(Saved data entries)
▽

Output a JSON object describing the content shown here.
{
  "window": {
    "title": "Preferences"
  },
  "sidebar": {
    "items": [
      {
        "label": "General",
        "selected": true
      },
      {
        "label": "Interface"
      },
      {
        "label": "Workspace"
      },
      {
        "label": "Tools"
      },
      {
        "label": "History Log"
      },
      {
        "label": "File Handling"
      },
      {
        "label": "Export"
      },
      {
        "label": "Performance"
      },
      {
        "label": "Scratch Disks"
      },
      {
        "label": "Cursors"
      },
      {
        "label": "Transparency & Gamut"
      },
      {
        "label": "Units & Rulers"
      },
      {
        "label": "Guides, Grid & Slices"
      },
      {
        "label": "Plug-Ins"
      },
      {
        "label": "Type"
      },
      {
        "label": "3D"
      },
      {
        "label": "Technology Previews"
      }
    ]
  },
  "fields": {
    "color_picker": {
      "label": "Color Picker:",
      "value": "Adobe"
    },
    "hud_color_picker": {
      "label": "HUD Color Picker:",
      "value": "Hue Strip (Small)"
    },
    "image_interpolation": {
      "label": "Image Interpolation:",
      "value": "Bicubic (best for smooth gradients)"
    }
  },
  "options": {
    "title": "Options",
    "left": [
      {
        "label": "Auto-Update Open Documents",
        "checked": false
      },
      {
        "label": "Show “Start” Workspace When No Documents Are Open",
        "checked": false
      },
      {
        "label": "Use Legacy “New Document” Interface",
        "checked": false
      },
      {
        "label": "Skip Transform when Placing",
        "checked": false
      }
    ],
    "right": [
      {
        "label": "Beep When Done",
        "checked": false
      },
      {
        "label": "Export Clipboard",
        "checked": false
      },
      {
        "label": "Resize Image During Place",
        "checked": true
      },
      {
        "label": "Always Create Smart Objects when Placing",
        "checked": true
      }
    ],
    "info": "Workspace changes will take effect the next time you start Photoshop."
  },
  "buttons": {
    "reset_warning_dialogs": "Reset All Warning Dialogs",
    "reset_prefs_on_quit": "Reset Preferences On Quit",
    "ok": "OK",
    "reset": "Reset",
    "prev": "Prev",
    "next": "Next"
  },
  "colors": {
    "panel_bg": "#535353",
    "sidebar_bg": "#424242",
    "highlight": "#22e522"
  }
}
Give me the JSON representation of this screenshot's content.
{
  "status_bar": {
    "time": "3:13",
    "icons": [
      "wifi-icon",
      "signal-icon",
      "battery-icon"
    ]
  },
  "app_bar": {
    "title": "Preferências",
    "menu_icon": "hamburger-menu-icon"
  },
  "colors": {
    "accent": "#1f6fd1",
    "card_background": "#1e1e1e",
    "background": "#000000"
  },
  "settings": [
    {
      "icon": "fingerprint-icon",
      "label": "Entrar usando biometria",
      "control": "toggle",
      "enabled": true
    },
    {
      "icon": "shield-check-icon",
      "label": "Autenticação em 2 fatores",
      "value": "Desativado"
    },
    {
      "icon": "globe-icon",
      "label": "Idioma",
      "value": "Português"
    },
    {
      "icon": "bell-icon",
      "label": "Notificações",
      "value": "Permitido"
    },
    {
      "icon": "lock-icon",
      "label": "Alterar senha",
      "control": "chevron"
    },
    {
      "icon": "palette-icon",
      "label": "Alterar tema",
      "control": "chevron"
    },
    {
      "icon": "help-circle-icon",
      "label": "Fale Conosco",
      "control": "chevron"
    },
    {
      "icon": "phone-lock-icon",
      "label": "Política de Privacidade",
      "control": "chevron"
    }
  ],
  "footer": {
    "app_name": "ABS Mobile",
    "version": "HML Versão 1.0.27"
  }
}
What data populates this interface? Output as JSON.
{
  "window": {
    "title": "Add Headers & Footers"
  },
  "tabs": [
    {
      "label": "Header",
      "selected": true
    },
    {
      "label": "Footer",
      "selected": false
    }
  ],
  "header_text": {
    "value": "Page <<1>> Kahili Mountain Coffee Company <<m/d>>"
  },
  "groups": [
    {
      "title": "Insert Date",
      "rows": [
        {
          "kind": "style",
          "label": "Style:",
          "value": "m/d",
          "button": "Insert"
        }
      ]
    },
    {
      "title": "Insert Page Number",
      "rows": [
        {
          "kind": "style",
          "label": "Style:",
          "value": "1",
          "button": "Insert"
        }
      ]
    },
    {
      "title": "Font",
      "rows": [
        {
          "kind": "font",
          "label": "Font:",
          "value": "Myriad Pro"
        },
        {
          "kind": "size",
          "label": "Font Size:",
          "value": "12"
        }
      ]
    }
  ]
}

△

| Instructions to follow |
Your task is to return the full listing exactly as it was given.

| The response |
Output a JSON object describing the content shown here.
{
  "window": {
    "title": "Preferences"
  },
  "sidebar": {
    "items": [
      {
        "label": "General",
        "selected": true
      },
      {
        "label": "Interface"
      },
      {
        "label": "Workspace"
      },
      {
        "label": "Tools"
      },
      {
        "label": "History Log"
      },
      {
        "label": "File Handling"
      },
      {
        "label": "Export"
      },
      {
        "label": "Performance"
      },
      {
        "label": "Scratch Disks"
      },
      {
        "label": "Cursors"
      },
      {
        "label": "Transparency & Gamut"
      },
      {
        "label": "Units & Rulers"
      },
      {
        "label": "Guides, Grid & Slices"
      },
      {
        "label": "Plug-Ins"
      },
      {
        "label": "Type"
      },
      {
        "label": "3D"
      },
      {
        "label": "Technology Previews"
      }
    ]
  },
  "fields": {
    "color_picker": {
      "label": "Color Picker:",
      "value": "Adobe"
    },
    "hud_color_picker": {
      "label": "HUD Color Picker:",
      "value": "Hue Strip (Small)"
    },
    "image_interpolation": {
      "label": "Image Interpolation:",
      "value": "Bicubic (best for smooth gradients)"
    }
  },
  "options": {
    "title": "Options",
    "left": [
      {
        "label": "Auto-Update Open Documents",
        "checked": false
      },
      {
        "label": "Show “Start” Workspace When No Documents Are Open",
        "checked": false
      },
      {
        "label": "Use Legacy “New Document” Interface",
        "checked": false
      },
      {
        "label": "Skip Transform when Placing",
        "checked": false
      }
    ],
    "right": [
      {
        "label": "Beep When Done",
        "checked": false
      },
      {
        "label": "Export Clipboard",
        "checked": false
      },
      {
        "label": "Resize Image During Place",
        "checked": true
      },
      {
        "label": "Always Create Smart Objects when Placing",
        "checked": true
      }
    ],
    "info": "Workspace changes will take effect the next time you start Photoshop."
  },
  "buttons": {
    "reset_warning_dialogs": "Reset All Warning Dialogs",
    "reset_prefs_on_quit": "Reset Preferences On Quit",
    "ok": "OK",
    "reset": "Reset",
    "prev": "Prev",
    "next": "Next"
  },
  "colors": {
    "panel_bg": "#535353",
    "sidebar_bg": "#424242",
    "highlight": "#22e522"
  }
}
Give me the JSON representation of this screenshot's content.
{
  "status_bar": {
    "time": "3:13",
    "icons": [
      "wifi-icon",
      "signal-icon",
      "battery-icon"
    ]
  },
  "app_bar": {
    "title": "Preferências",
    "menu_icon": "hamburger-menu-icon"
  },
  "colors": {
    "accent": "#1f6fd1",
    "card_background": "#1e1e1e",
    "background": "#000000"
  },
  "settings": [
    {
      "icon": "fingerprint-icon",
      "label": "Entrar usando biometria",
      "control": "toggle",
      "enabled": true
    },
    {
      "icon": "shield-check-icon",
      "label": "Autenticação em 2 fatores",
      "value": "Desativado"
    },
    {
      "icon": "globe-icon",
      "label": "Idioma",
      "value": "Português"
    },
    {
      "icon": "bell-icon",
      "label": "Notificações",
      "value": "Permitido"
    },
    {
      "icon": "lock-icon",
      "label": "Alterar senha",
      "control": "chevron"
    },
    {
      "icon": "palette-icon",
      "label": "Alterar tema",
      "control": "chevron"
    },
    {
      "icon": "help-circle-icon",
      "label": "Fale Conosco",
      "control": "chevron"
    },
    {
      "icon": "phone-lock-icon",
      "label": "Política de Privacidade",
      "control": "chevron"
    }
  ],
  "footer": {
    "app_name": "ABS Mobile",
    "version": "HML Versão 1.0.27"
  }
}
What data populates this interface? Output as JSON.
{
  "window": {
    "title": "Add Headers & Footers"
  },
  "tabs": [
    {
      "label": "Header",
      "selected": true
    },
    {
      "label": "Footer",
      "selected": false
    }
  ],
  "header_text": {
    "value": "Page <<1>> Kahili Mountain Coffee Company <<m/d>>"
  },
  "groups": [
    {
      "title": "Insert Date",
      "rows": [
        {
          "kind": "style",
          "label": "Style:",
          "value": "m/d",
          "button": "Insert"
        }
      ]
    },
    {
      "title": "Insert Page Number",
      "rows": [
        {
          "kind": "style",
          "label": "Style:",
          "value": "1",
          "button": "Insert"
        }
      ]
    },
    {
      "title": "Font",
      "rows": [
        {
          "kind": "font",
          "label": "Font:",
          "value": "Myriad Pro"
        },
        {
          "kind": "size",
          "label": "Font Size:",
          "value": "12"
        }
      ]
    }
  ]
}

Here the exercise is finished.